**Requirements:**
Every record must appear in your copy exactly as written, with no pictures.

Items from a dataset
# # #

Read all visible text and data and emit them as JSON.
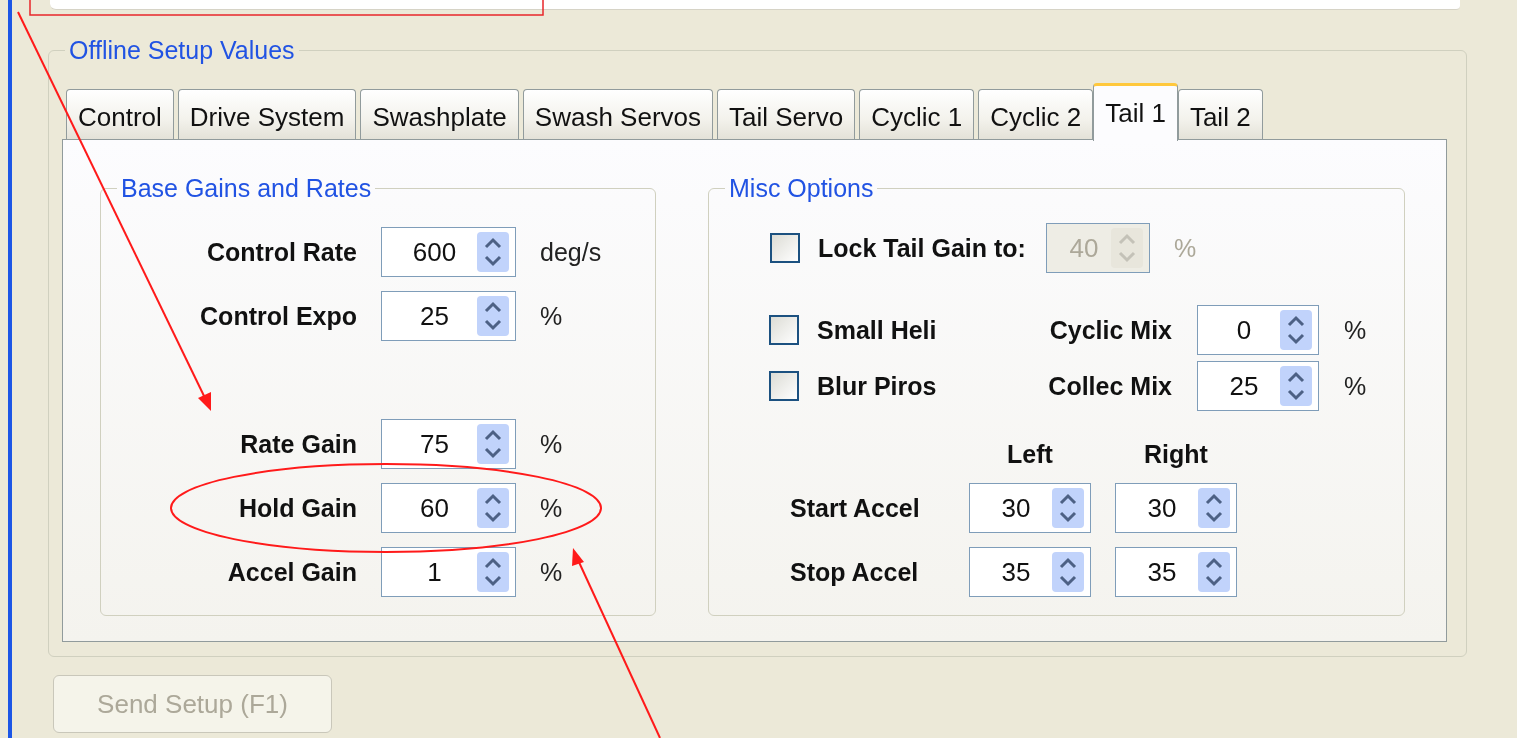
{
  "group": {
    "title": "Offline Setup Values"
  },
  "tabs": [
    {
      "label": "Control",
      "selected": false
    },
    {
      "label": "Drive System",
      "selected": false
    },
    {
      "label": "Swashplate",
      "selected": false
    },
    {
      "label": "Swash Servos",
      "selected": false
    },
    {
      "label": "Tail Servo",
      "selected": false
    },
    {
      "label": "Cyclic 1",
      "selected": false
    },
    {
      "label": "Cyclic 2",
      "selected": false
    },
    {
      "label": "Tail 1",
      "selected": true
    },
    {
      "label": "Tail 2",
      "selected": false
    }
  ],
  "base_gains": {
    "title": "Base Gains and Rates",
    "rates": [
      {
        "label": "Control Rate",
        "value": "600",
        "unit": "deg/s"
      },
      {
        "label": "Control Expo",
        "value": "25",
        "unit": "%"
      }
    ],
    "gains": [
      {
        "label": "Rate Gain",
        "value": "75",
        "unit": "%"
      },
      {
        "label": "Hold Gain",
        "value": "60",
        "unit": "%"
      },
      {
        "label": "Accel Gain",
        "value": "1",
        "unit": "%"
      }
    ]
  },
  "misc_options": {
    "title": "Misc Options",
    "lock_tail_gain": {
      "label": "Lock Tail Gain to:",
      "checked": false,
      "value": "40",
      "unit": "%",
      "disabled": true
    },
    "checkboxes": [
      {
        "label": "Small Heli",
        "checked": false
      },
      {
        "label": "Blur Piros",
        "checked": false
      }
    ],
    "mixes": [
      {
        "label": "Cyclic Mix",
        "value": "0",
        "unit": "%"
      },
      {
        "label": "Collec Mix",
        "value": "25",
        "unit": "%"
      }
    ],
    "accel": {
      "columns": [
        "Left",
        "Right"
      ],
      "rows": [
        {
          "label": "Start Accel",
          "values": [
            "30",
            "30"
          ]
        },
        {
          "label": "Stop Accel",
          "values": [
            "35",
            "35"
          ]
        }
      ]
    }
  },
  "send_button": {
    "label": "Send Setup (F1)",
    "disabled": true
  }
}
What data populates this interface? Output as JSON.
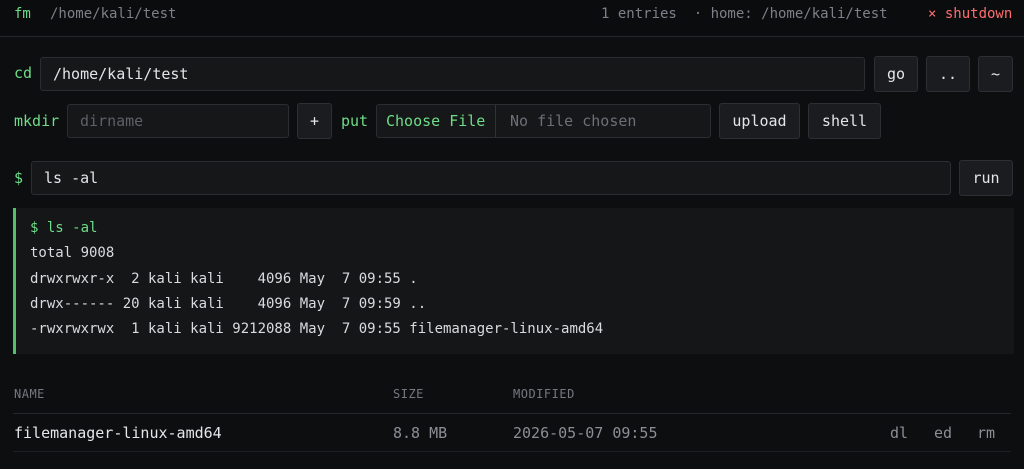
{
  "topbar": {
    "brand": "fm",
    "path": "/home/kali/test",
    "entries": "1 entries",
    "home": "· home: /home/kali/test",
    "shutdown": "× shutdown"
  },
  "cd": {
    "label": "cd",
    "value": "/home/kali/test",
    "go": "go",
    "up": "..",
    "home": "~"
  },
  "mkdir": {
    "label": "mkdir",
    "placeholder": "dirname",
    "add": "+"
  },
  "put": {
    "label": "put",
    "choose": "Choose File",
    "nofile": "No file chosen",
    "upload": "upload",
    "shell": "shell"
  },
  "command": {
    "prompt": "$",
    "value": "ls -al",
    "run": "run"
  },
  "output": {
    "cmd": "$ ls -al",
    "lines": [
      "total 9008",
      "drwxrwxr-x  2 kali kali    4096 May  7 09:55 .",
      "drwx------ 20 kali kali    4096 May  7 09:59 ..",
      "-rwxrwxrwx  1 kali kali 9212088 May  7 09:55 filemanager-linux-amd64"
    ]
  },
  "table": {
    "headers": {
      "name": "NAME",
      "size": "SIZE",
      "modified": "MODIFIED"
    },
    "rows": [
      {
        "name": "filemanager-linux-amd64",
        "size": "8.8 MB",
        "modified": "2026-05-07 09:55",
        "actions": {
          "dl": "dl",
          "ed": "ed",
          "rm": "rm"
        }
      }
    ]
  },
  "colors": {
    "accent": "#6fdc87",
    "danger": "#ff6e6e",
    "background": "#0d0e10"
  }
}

# # #

**Finished answer:**
Read all visible text and data and emit them as JSON.
{
  "group": {
    "title": "Offline Setup Values"
  },
  "tabs": [
    {
      "label": "Control",
      "selected": false
    },
    {
      "label": "Drive System",
      "selected": false
    },
    {
      "label": "Swashplate",
      "selected": false
    },
    {
      "label": "Swash Servos",
      "selected": false
    },
    {
      "label": "Tail Servo",
      "selected": false
    },
    {
      "label": "Cyclic 1",
      "selected": false
    },
    {
      "label": "Cyclic 2",
      "selected": false
    },
    {
      "label": "Tail 1",
      "selected": true
    },
    {
      "label": "Tail 2",
      "selected": false
    }
  ],
  "base_gains": {
    "title": "Base Gains and Rates",
    "rates": [
      {
        "label": "Control Rate",
        "value": "600",
        "unit": "deg/s"
      },
      {
        "label": "Control Expo",
        "value": "25",
        "unit": "%"
      }
    ],
    "gains": [
      {
        "label": "Rate Gain",
        "value": "75",
        "unit": "%"
      },
      {
        "label": "Hold Gain",
        "value": "60",
        "unit": "%"
      },
      {
        "label": "Accel Gain",
        "value": "1",
        "unit": "%"
      }
    ]
  },
  "misc_options": {
    "title": "Misc Options",
    "lock_tail_gain": {
      "label": "Lock Tail Gain to:",
      "checked": false,
      "value": "40",
      "unit": "%",
      "disabled": true
    },
    "checkboxes": [
      {
        "label": "Small Heli",
        "checked": false
      },
      {
        "label": "Blur Piros",
        "checked": false
      }
    ],
    "mixes": [
      {
        "label": "Cyclic Mix",
        "value": "0",
        "unit": "%"
      },
      {
        "label": "Collec Mix",
        "value": "25",
        "unit": "%"
      }
    ],
    "accel": {
      "columns": [
        "Left",
        "Right"
      ],
      "rows": [
        {
          "label": "Start Accel",
          "values": [
            "30",
            "30"
          ]
        },
        {
          "label": "Stop Accel",
          "values": [
            "35",
            "35"
          ]
        }
      ]
    }
  },
  "send_button": {
    "label": "Send Setup (F1)",
    "disabled": true
  }
}
What data populates this interface? Output as JSON.
{
  "topbar": {
    "brand": "fm",
    "path": "/home/kali/test",
    "entries": "1 entries",
    "home": "· home: /home/kali/test",
    "shutdown": "× shutdown"
  },
  "cd": {
    "label": "cd",
    "value": "/home/kali/test",
    "go": "go",
    "up": "..",
    "home": "~"
  },
  "mkdir": {
    "label": "mkdir",
    "placeholder": "dirname",
    "add": "+"
  },
  "put": {
    "label": "put",
    "choose": "Choose File",
    "nofile": "No file chosen",
    "upload": "upload",
    "shell": "shell"
  },
  "command": {
    "prompt": "$",
    "value": "ls -al",
    "run": "run"
  },
  "output": {
    "cmd": "$ ls -al",
    "lines": [
      "total 9008",
      "drwxrwxr-x  2 kali kali    4096 May  7 09:55 .",
      "drwx------ 20 kali kali    4096 May  7 09:59 ..",
      "-rwxrwxrwx  1 kali kali 9212088 May  7 09:55 filemanager-linux-amd64"
    ]
  },
  "table": {
    "headers": {
      "name": "NAME",
      "size": "SIZE",
      "modified": "MODIFIED"
    },
    "rows": [
      {
        "name": "filemanager-linux-amd64",
        "size": "8.8 MB",
        "modified": "2026-05-07 09:55",
        "actions": {
          "dl": "dl",
          "ed": "ed",
          "rm": "rm"
        }
      }
    ]
  },
  "colors": {
    "accent": "#6fdc87",
    "danger": "#ff6e6e",
    "background": "#0d0e10"
  }
}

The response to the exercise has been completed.